Record list start

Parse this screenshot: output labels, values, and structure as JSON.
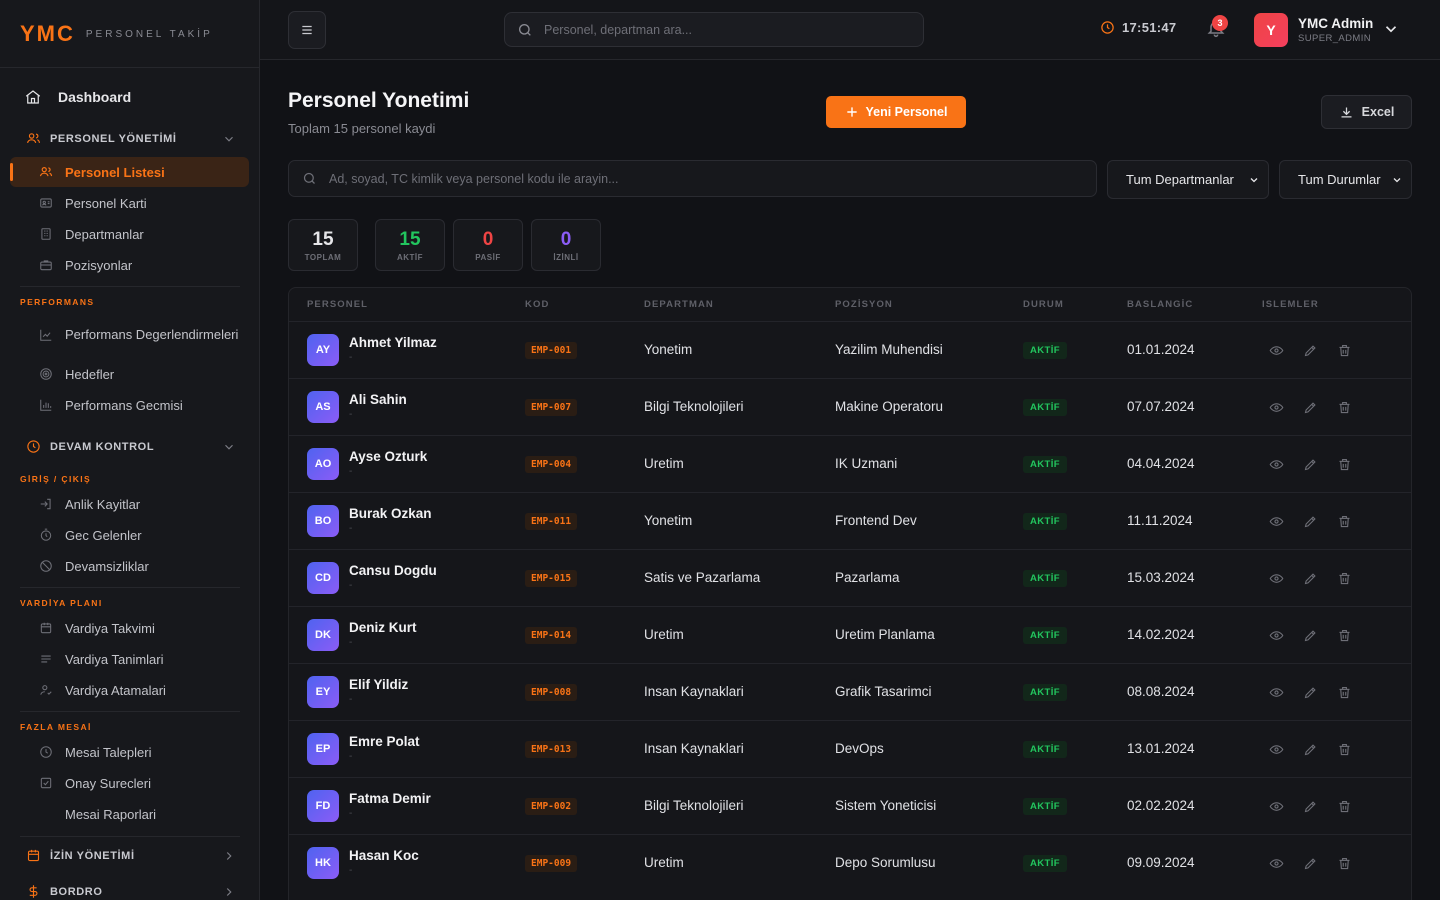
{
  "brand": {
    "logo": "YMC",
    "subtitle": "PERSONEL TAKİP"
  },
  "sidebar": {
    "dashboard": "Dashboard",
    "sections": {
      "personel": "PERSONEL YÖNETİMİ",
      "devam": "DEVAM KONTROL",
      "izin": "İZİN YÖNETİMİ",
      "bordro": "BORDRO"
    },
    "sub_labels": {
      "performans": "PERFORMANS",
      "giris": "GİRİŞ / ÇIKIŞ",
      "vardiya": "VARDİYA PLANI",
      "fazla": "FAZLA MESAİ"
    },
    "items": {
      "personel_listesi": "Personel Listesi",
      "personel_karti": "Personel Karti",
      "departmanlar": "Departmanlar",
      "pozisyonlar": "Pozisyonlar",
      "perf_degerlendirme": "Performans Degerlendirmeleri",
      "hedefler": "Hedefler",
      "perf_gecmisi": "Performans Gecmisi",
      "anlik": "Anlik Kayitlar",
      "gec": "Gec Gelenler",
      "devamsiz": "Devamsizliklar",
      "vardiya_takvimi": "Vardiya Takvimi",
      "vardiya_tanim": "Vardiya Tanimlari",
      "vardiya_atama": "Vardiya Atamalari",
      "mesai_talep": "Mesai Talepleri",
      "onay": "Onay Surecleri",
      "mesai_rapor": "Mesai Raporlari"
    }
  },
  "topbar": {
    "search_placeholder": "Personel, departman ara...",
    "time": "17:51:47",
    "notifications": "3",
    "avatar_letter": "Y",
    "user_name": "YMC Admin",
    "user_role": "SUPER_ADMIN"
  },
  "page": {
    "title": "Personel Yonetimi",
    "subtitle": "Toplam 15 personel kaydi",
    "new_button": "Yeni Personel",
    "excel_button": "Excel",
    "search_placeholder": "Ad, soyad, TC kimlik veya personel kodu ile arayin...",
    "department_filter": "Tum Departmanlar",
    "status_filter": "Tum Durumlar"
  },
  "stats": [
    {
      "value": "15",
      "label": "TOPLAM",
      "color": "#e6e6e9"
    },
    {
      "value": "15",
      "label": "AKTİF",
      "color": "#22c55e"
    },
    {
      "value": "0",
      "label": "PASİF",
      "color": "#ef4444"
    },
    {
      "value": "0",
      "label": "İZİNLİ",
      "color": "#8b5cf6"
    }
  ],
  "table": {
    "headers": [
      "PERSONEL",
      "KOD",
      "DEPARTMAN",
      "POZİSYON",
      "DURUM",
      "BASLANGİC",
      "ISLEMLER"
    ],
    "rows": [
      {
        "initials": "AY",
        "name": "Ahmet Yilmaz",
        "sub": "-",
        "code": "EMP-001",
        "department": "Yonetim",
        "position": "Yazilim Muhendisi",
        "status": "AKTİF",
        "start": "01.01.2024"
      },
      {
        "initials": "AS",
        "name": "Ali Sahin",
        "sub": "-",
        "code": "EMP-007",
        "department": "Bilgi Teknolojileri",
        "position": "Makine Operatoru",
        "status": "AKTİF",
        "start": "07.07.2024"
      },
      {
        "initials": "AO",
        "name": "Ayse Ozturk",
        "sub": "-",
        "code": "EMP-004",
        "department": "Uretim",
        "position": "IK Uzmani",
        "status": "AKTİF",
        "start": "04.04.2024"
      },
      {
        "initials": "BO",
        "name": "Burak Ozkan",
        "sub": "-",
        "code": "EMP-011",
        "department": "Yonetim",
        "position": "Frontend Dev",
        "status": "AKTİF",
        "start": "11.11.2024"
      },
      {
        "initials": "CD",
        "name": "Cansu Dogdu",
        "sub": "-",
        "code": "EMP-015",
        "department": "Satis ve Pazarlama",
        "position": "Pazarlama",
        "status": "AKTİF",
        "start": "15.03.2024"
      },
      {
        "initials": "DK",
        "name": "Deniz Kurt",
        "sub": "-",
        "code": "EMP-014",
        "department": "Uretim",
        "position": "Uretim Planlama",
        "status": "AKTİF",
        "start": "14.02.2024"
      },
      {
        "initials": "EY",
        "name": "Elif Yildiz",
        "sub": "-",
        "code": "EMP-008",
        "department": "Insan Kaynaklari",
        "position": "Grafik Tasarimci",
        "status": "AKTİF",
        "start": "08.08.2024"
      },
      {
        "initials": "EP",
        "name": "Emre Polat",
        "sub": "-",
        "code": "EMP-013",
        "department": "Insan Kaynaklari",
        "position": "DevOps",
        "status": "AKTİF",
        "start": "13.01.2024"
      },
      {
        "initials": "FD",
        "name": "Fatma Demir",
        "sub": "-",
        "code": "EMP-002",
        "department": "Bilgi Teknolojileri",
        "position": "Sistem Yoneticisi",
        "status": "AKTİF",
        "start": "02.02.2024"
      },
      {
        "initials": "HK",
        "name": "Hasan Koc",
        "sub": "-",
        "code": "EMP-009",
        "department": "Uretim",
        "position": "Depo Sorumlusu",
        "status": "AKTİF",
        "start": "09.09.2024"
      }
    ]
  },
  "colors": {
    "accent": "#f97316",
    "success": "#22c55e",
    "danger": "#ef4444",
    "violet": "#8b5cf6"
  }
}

Record list end

> _Exercise prompt_
Output all of the data exactly as it stands, minus any images.

> _Solution to the exercise_
Parse this screenshot: output labels, values, and structure as JSON.
{
  "brand": {
    "logo": "YMC",
    "subtitle": "PERSONEL TAKİP"
  },
  "sidebar": {
    "dashboard": "Dashboard",
    "sections": {
      "personel": "PERSONEL YÖNETİMİ",
      "devam": "DEVAM KONTROL",
      "izin": "İZİN YÖNETİMİ",
      "bordro": "BORDRO"
    },
    "sub_labels": {
      "performans": "PERFORMANS",
      "giris": "GİRİŞ / ÇIKIŞ",
      "vardiya": "VARDİYA PLANI",
      "fazla": "FAZLA MESAİ"
    },
    "items": {
      "personel_listesi": "Personel Listesi",
      "personel_karti": "Personel Karti",
      "departmanlar": "Departmanlar",
      "pozisyonlar": "Pozisyonlar",
      "perf_degerlendirme": "Performans Degerlendirmeleri",
      "hedefler": "Hedefler",
      "perf_gecmisi": "Performans Gecmisi",
      "anlik": "Anlik Kayitlar",
      "gec": "Gec Gelenler",
      "devamsiz": "Devamsizliklar",
      "vardiya_takvimi": "Vardiya Takvimi",
      "vardiya_tanim": "Vardiya Tanimlari",
      "vardiya_atama": "Vardiya Atamalari",
      "mesai_talep": "Mesai Talepleri",
      "onay": "Onay Surecleri",
      "mesai_rapor": "Mesai Raporlari"
    }
  },
  "topbar": {
    "search_placeholder": "Personel, departman ara...",
    "time": "17:51:47",
    "notifications": "3",
    "avatar_letter": "Y",
    "user_name": "YMC Admin",
    "user_role": "SUPER_ADMIN"
  },
  "page": {
    "title": "Personel Yonetimi",
    "subtitle": "Toplam 15 personel kaydi",
    "new_button": "Yeni Personel",
    "excel_button": "Excel",
    "search_placeholder": "Ad, soyad, TC kimlik veya personel kodu ile arayin...",
    "department_filter": "Tum Departmanlar",
    "status_filter": "Tum Durumlar"
  },
  "stats": [
    {
      "value": "15",
      "label": "TOPLAM",
      "color": "#e6e6e9"
    },
    {
      "value": "15",
      "label": "AKTİF",
      "color": "#22c55e"
    },
    {
      "value": "0",
      "label": "PASİF",
      "color": "#ef4444"
    },
    {
      "value": "0",
      "label": "İZİNLİ",
      "color": "#8b5cf6"
    }
  ],
  "table": {
    "headers": [
      "PERSONEL",
      "KOD",
      "DEPARTMAN",
      "POZİSYON",
      "DURUM",
      "BASLANGİC",
      "ISLEMLER"
    ],
    "rows": [
      {
        "initials": "AY",
        "name": "Ahmet Yilmaz",
        "sub": "-",
        "code": "EMP-001",
        "department": "Yonetim",
        "position": "Yazilim Muhendisi",
        "status": "AKTİF",
        "start": "01.01.2024"
      },
      {
        "initials": "AS",
        "name": "Ali Sahin",
        "sub": "-",
        "code": "EMP-007",
        "department": "Bilgi Teknolojileri",
        "position": "Makine Operatoru",
        "status": "AKTİF",
        "start": "07.07.2024"
      },
      {
        "initials": "AO",
        "name": "Ayse Ozturk",
        "sub": "-",
        "code": "EMP-004",
        "department": "Uretim",
        "position": "IK Uzmani",
        "status": "AKTİF",
        "start": "04.04.2024"
      },
      {
        "initials": "BO",
        "name": "Burak Ozkan",
        "sub": "-",
        "code": "EMP-011",
        "department": "Yonetim",
        "position": "Frontend Dev",
        "status": "AKTİF",
        "start": "11.11.2024"
      },
      {
        "initials": "CD",
        "name": "Cansu Dogdu",
        "sub": "-",
        "code": "EMP-015",
        "department": "Satis ve Pazarlama",
        "position": "Pazarlama",
        "status": "AKTİF",
        "start": "15.03.2024"
      },
      {
        "initials": "DK",
        "name": "Deniz Kurt",
        "sub": "-",
        "code": "EMP-014",
        "department": "Uretim",
        "position": "Uretim Planlama",
        "status": "AKTİF",
        "start": "14.02.2024"
      },
      {
        "initials": "EY",
        "name": "Elif Yildiz",
        "sub": "-",
        "code": "EMP-008",
        "department": "Insan Kaynaklari",
        "position": "Grafik Tasarimci",
        "status": "AKTİF",
        "start": "08.08.2024"
      },
      {
        "initials": "EP",
        "name": "Emre Polat",
        "sub": "-",
        "code": "EMP-013",
        "department": "Insan Kaynaklari",
        "position": "DevOps",
        "status": "AKTİF",
        "start": "13.01.2024"
      },
      {
        "initials": "FD",
        "name": "Fatma Demir",
        "sub": "-",
        "code": "EMP-002",
        "department": "Bilgi Teknolojileri",
        "position": "Sistem Yoneticisi",
        "status": "AKTİF",
        "start": "02.02.2024"
      },
      {
        "initials": "HK",
        "name": "Hasan Koc",
        "sub": "-",
        "code": "EMP-009",
        "department": "Uretim",
        "position": "Depo Sorumlusu",
        "status": "AKTİF",
        "start": "09.09.2024"
      }
    ]
  },
  "colors": {
    "accent": "#f97316",
    "success": "#22c55e",
    "danger": "#ef4444",
    "violet": "#8b5cf6"
  }
}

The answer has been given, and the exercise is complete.